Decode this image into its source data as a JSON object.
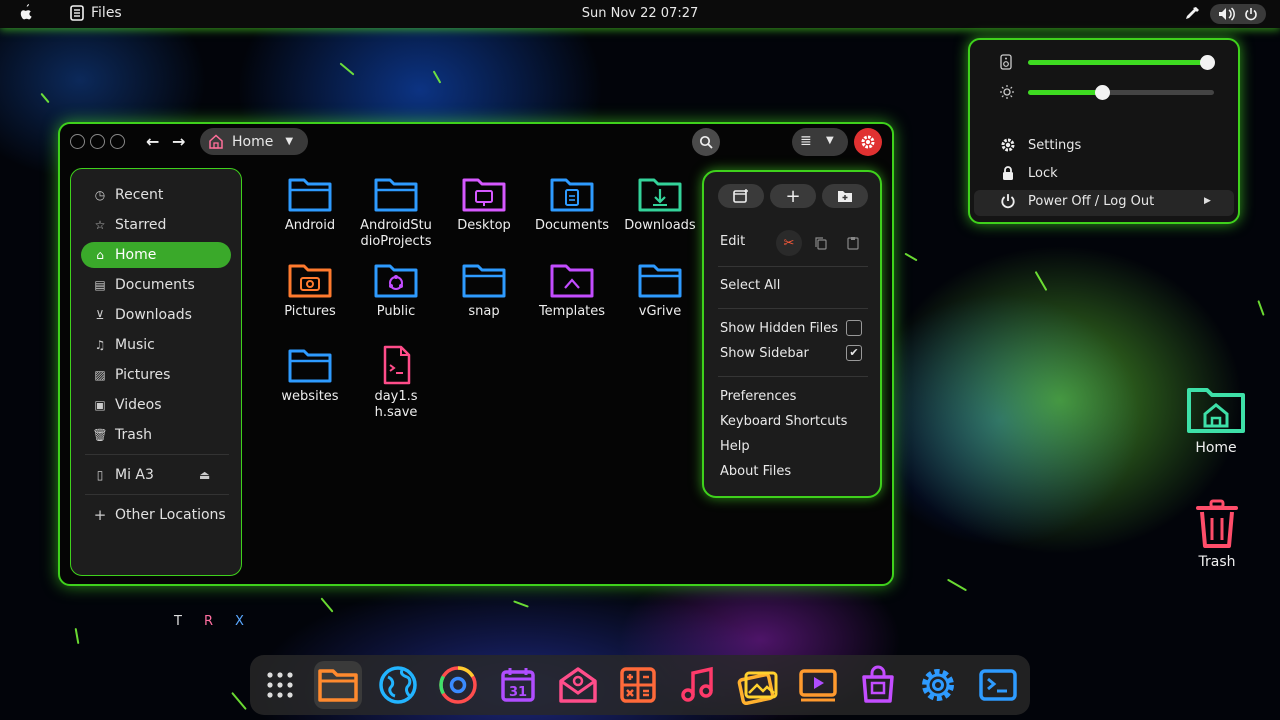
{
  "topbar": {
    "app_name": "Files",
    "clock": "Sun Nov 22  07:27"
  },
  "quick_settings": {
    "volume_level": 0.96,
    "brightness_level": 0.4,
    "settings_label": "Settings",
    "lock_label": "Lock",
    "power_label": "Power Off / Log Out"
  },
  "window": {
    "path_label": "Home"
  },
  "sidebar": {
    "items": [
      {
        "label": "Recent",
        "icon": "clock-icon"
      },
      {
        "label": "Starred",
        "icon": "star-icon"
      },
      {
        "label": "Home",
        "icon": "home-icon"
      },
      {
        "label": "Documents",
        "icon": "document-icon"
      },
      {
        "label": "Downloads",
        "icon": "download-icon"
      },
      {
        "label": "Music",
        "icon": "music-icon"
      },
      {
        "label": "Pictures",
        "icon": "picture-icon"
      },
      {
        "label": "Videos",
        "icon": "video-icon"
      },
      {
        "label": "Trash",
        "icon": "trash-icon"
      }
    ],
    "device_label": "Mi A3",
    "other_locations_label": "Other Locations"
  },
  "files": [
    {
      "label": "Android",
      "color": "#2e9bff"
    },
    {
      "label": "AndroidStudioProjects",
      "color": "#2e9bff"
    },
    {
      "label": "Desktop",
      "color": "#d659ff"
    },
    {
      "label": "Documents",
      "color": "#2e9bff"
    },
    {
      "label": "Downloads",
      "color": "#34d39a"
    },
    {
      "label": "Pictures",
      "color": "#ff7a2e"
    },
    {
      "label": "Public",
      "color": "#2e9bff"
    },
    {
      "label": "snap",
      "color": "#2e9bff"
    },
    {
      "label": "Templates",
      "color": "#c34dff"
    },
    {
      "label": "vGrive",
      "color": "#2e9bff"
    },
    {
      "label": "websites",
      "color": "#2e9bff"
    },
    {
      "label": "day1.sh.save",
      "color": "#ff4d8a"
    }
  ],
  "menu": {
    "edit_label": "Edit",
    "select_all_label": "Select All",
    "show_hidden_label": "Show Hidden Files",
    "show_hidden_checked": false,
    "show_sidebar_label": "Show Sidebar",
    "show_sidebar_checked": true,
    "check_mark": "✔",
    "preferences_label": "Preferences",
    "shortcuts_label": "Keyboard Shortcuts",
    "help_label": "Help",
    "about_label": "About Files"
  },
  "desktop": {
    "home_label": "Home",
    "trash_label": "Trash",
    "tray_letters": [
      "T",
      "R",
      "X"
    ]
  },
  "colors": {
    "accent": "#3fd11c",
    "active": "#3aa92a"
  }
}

==

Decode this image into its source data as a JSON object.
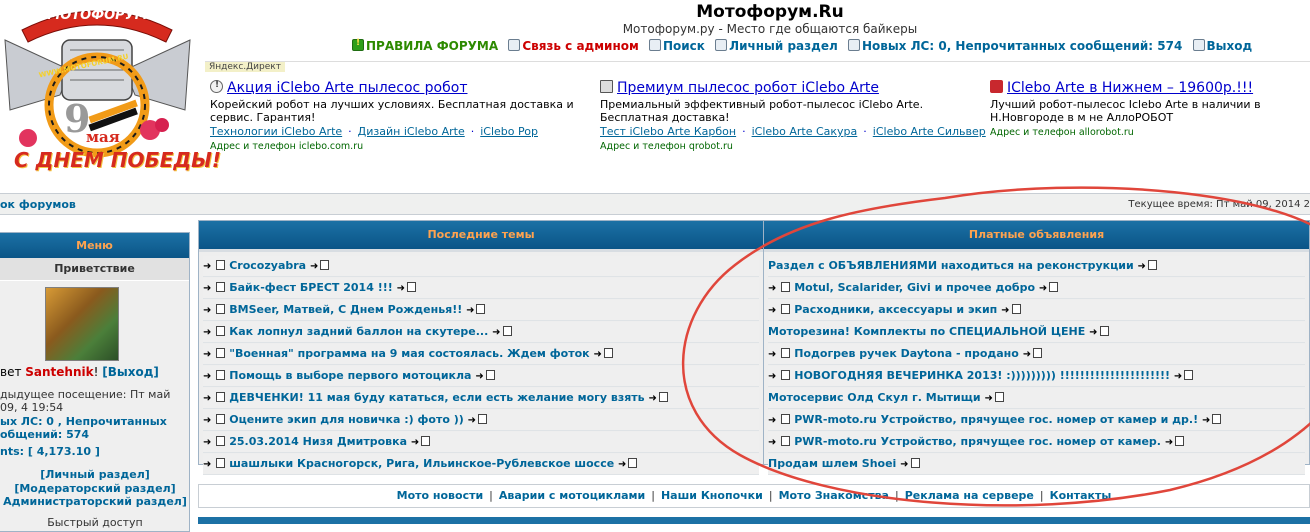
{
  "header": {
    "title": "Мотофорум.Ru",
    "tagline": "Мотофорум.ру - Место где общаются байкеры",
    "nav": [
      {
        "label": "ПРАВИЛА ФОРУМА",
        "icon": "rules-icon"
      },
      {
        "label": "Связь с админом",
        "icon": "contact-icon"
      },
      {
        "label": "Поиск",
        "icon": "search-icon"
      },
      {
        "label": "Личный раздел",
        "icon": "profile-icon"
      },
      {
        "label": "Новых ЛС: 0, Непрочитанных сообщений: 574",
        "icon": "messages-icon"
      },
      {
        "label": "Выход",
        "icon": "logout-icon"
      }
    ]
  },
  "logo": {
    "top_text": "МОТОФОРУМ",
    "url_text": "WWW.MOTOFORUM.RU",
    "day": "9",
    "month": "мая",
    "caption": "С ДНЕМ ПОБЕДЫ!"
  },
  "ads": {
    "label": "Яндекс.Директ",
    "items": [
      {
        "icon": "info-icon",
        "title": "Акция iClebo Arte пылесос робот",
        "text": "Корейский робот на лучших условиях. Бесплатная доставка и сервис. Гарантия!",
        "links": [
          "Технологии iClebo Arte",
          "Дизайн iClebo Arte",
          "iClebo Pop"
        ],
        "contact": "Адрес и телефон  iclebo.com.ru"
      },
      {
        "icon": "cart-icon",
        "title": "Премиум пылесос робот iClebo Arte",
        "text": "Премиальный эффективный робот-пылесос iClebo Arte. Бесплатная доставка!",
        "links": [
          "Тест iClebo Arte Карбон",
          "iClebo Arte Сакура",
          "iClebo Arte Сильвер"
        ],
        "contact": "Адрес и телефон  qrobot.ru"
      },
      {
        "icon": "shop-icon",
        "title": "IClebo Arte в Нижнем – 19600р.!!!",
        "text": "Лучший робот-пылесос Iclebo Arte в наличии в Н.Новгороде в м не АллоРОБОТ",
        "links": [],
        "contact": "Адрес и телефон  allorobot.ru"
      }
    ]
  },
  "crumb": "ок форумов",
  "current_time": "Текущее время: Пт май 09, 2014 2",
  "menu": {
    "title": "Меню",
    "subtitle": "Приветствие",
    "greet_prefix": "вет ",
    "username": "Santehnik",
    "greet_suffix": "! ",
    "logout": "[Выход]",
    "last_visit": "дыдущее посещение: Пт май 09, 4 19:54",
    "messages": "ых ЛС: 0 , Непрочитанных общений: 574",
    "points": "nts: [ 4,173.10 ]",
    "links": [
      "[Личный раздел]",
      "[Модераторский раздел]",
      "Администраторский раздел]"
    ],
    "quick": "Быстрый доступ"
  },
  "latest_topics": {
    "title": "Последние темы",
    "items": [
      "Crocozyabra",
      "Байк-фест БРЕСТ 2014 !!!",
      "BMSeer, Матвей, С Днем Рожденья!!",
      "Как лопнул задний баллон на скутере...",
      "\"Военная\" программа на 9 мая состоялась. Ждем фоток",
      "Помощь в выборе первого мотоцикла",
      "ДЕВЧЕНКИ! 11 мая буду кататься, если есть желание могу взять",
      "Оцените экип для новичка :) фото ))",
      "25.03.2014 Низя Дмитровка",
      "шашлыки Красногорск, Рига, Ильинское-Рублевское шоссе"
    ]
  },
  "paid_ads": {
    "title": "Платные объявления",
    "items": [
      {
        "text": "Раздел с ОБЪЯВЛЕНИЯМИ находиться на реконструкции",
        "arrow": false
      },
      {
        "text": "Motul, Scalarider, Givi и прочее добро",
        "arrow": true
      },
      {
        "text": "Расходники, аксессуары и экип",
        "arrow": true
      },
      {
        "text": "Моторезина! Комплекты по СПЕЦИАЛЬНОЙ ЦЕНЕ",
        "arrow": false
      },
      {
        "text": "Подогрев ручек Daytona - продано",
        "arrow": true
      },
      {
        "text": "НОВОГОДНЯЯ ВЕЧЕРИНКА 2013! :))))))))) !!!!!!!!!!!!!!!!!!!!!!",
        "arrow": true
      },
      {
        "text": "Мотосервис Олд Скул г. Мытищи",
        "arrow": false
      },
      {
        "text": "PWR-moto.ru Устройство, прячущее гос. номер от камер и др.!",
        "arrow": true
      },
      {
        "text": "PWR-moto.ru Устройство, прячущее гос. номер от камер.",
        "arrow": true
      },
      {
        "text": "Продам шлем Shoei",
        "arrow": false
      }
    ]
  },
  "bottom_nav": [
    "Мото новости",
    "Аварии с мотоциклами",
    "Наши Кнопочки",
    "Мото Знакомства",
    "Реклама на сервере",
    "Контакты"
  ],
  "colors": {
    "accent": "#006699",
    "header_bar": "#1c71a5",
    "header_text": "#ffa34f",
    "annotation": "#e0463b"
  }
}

--

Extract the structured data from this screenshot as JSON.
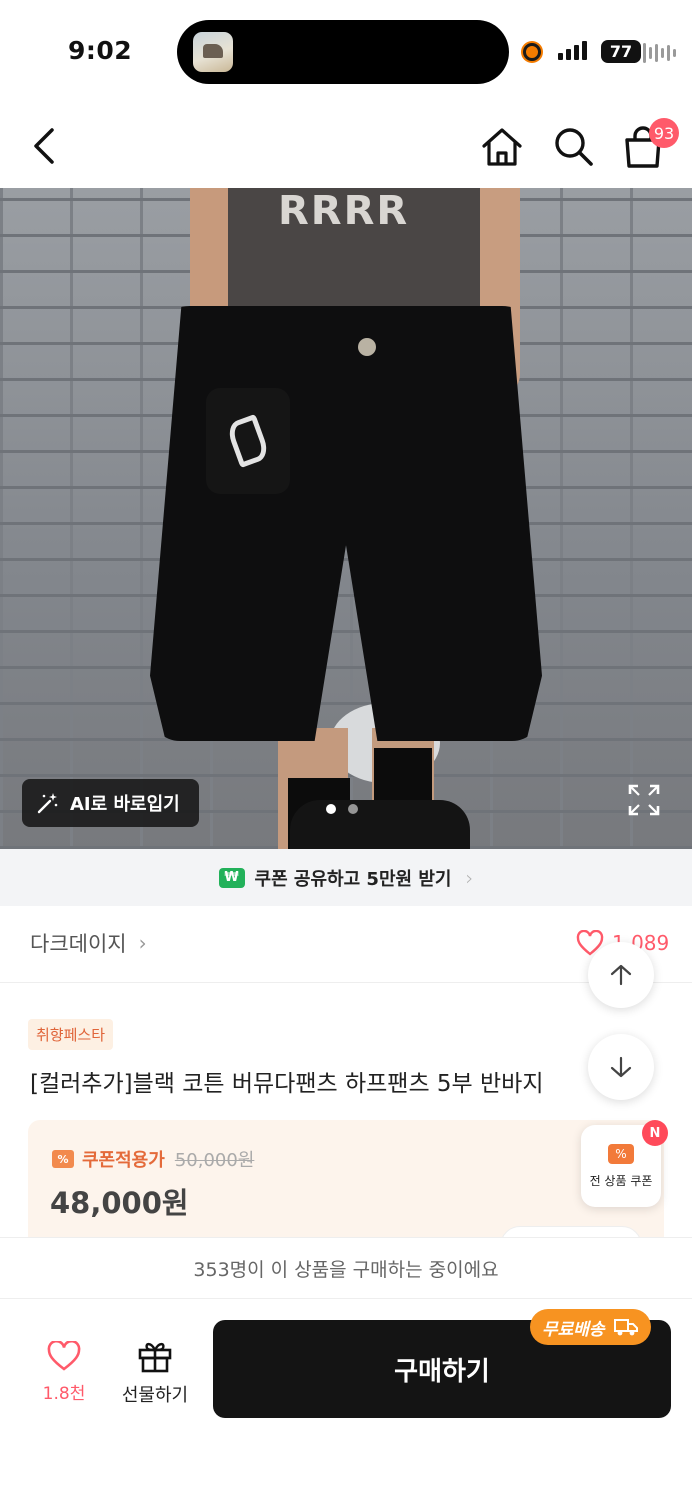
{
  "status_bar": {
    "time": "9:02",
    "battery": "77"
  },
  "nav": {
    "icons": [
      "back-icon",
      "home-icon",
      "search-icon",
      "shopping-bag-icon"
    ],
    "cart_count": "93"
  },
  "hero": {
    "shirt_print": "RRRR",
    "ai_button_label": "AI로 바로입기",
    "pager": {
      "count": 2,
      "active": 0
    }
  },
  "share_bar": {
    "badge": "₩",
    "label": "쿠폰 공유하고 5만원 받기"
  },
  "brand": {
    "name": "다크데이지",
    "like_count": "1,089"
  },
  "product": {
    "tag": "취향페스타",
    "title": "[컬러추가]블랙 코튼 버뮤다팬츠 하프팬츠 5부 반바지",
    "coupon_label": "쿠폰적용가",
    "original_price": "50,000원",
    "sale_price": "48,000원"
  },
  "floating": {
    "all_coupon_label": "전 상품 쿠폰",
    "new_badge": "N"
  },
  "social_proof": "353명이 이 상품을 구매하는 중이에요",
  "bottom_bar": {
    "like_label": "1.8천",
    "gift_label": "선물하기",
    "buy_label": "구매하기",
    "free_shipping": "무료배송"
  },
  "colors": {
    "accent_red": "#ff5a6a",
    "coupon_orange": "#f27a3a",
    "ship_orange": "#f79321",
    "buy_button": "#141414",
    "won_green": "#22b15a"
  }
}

» What the task asks
Count how many lines of the listing above include "робот" and report that number alone.

» Full output
5